[Exercise objective]
Copy out every record below with complete accuracy.

Dataset rows about figures:
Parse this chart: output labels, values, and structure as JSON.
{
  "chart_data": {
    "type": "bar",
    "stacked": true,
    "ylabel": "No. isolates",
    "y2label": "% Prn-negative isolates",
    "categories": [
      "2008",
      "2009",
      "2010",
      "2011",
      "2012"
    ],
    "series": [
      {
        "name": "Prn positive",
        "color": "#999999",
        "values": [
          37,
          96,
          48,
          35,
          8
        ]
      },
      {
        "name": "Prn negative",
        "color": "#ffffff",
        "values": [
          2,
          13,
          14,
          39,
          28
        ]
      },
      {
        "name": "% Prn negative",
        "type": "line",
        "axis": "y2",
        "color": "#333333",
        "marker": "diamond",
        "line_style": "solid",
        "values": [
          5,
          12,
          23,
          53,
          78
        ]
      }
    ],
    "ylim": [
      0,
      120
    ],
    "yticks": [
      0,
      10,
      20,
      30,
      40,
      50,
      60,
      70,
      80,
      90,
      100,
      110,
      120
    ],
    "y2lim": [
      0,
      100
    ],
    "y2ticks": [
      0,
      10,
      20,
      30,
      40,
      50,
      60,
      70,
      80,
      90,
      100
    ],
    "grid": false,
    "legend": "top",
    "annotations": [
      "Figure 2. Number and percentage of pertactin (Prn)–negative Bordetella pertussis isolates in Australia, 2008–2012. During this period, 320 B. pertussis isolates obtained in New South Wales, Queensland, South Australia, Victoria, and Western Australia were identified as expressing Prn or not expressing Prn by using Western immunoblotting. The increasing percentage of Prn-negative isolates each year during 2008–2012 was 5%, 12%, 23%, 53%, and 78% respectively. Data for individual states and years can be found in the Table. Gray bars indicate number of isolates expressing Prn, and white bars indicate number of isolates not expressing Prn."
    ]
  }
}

[Problem solution]
Parse this chart: output labels, values, and structure as JSON.
{
  "chart_data": {
    "type": "bar",
    "stacked": true,
    "ylabel": "No. isolates",
    "y2label": "% Prn-negative isolates",
    "categories": [
      "2008",
      "2009",
      "2010",
      "2011",
      "2012"
    ],
    "series": [
      {
        "name": "Prn positive",
        "color": "#999999",
        "values": [
          37,
          96,
          48,
          35,
          8
        ]
      },
      {
        "name": "Prn negative",
        "color": "#ffffff",
        "values": [
          2,
          13,
          14,
          39,
          28
        ]
      },
      {
        "name": "% Prn negative",
        "type": "line",
        "axis": "y2",
        "color": "#333333",
        "marker": "diamond",
        "line_style": "solid",
        "values": [
          5,
          12,
          23,
          53,
          78
        ]
      }
    ],
    "ylim": [
      0,
      120
    ],
    "yticks": [
      0,
      10,
      20,
      30,
      40,
      50,
      60,
      70,
      80,
      90,
      100,
      110,
      120
    ],
    "y2lim": [
      0,
      100
    ],
    "y2ticks": [
      0,
      10,
      20,
      30,
      40,
      50,
      60,
      70,
      80,
      90,
      100
    ],
    "grid": false,
    "legend": "top",
    "annotations": [
      "Figure 2. Number and percentage of pertactin (Prn)–negative Bordetella pertussis isolates in Australia, 2008–2012. During this period, 320 B. pertussis isolates obtained in New South Wales, Queensland, South Australia, Victoria, and Western Australia were identified as expressing Prn or not expressing Prn by using Western immunoblotting. The increasing percentage of Prn-negative isolates each year during 2008–2012 was 5%, 12%, 23%, 53%, and 78% respectively. Data for individual states and years can be found in the Table. Gray bars indicate number of isolates expressing Prn, and white bars indicate number of isolates not expressing Prn."
    ]
  }
}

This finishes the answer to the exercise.